Set down, in full, every record in the block.

◆ **Data to process**
■ ■ ■ ■ ■ ■ ■

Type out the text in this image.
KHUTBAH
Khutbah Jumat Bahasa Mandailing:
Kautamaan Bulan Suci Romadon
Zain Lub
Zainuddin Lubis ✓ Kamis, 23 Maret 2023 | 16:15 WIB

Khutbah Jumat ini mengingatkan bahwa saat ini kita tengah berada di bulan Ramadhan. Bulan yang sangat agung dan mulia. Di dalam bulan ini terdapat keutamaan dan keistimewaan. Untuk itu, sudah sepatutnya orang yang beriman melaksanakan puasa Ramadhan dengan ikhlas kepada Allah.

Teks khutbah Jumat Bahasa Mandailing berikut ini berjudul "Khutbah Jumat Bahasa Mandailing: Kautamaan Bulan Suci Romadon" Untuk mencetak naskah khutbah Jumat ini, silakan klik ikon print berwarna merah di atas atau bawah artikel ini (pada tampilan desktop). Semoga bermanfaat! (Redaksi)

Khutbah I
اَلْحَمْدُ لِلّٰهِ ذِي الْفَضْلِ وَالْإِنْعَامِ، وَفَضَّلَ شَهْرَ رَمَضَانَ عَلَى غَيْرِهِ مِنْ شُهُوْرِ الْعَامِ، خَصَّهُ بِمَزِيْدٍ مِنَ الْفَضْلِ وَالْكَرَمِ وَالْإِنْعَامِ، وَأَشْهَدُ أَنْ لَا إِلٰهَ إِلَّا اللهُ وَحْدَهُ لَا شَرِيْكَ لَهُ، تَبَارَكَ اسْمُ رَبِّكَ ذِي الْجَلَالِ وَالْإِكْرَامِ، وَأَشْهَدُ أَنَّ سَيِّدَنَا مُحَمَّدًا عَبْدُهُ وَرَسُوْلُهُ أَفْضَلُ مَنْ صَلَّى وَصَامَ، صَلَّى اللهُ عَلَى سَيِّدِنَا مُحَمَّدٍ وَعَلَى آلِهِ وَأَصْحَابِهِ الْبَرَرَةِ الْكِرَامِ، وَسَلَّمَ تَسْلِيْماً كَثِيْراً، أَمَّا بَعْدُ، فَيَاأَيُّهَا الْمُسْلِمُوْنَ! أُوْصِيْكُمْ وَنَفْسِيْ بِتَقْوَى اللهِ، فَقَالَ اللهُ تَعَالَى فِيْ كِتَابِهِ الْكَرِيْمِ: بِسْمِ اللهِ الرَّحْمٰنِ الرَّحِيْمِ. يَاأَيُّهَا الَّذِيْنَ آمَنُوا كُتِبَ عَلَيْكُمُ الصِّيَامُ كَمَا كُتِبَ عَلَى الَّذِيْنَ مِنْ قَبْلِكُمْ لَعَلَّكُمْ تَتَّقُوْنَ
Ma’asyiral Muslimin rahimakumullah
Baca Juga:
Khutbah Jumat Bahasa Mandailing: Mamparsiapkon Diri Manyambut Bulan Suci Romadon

■ ■ ■ ■ ■ ■ ■

◆ **Output for this exercise**
Type out the text in this image.
KHUTBAH
Khutbah Jumat Bahasa Mandailing:
Kautamaan Bulan Suci Romadon
Zain Lub
Zainuddin Lubis ✓ Kamis, 23 Maret 2023 | 16:15 WIB

Khutbah Jumat ini mengingatkan bahwa saat ini kita tengah berada di bulan Ramadhan. Bulan yang sangat agung dan mulia. Di dalam bulan ini terdapat keutamaan dan keistimewaan. Untuk itu, sudah sepatutnya orang yang beriman melaksanakan puasa Ramadhan dengan ikhlas kepada Allah.

Teks khutbah Jumat Bahasa Mandailing berikut ini berjudul "Khutbah Jumat Bahasa Mandailing: Kautamaan Bulan Suci Romadon" Untuk mencetak naskah khutbah Jumat ini, silakan klik ikon print berwarna merah di atas atau bawah artikel ini (pada tampilan desktop). Semoga bermanfaat! (Redaksi)

Khutbah I
اَلْحَمْدُ لِلّٰهِ ذِي الْفَضْلِ وَالْإِنْعَامِ، وَفَضَّلَ شَهْرَ رَمَضَانَ عَلَى غَيْرِهِ مِنْ شُهُوْرِ الْعَامِ، خَصَّهُ بِمَزِيْدٍ مِنَ الْفَضْلِ وَالْكَرَمِ وَالْإِنْعَامِ، وَأَشْهَدُ أَنْ لَا إِلٰهَ إِلَّا اللهُ وَحْدَهُ لَا شَرِيْكَ لَهُ، تَبَارَكَ اسْمُ رَبِّكَ ذِي الْجَلَالِ وَالْإِكْرَامِ، وَأَشْهَدُ أَنَّ سَيِّدَنَا مُحَمَّدًا عَبْدُهُ وَرَسُوْلُهُ أَفْضَلُ مَنْ صَلَّى وَصَامَ، صَلَّى اللهُ عَلَى سَيِّدِنَا مُحَمَّدٍ وَعَلَى آلِهِ وَأَصْحَابِهِ الْبَرَرَةِ الْكِرَامِ، وَسَلَّمَ تَسْلِيْماً كَثِيْراً، أَمَّا بَعْدُ، فَيَاأَيُّهَا الْمُسْلِمُوْنَ! أُوْصِيْكُمْ وَنَفْسِيْ بِتَقْوَى اللهِ، فَقَالَ اللهُ تَعَالَى فِيْ كِتَابِهِ الْكَرِيْمِ: بِسْمِ اللهِ الرَّحْمٰنِ الرَّحِيْمِ. يَاأَيُّهَا الَّذِيْنَ آمَنُوا كُتِبَ عَلَيْكُمُ الصِّيَامُ كَمَا كُتِبَ عَلَى الَّذِيْنَ مِنْ قَبْلِكُمْ لَعَلَّكُمْ تَتَّقُوْنَ
Ma’asyiral Muslimin rahimakumullah
Baca Juga:
Khutbah Jumat Bahasa Mandailing: Mamparsiapkon Diri Manyambut Bulan Suci Romadon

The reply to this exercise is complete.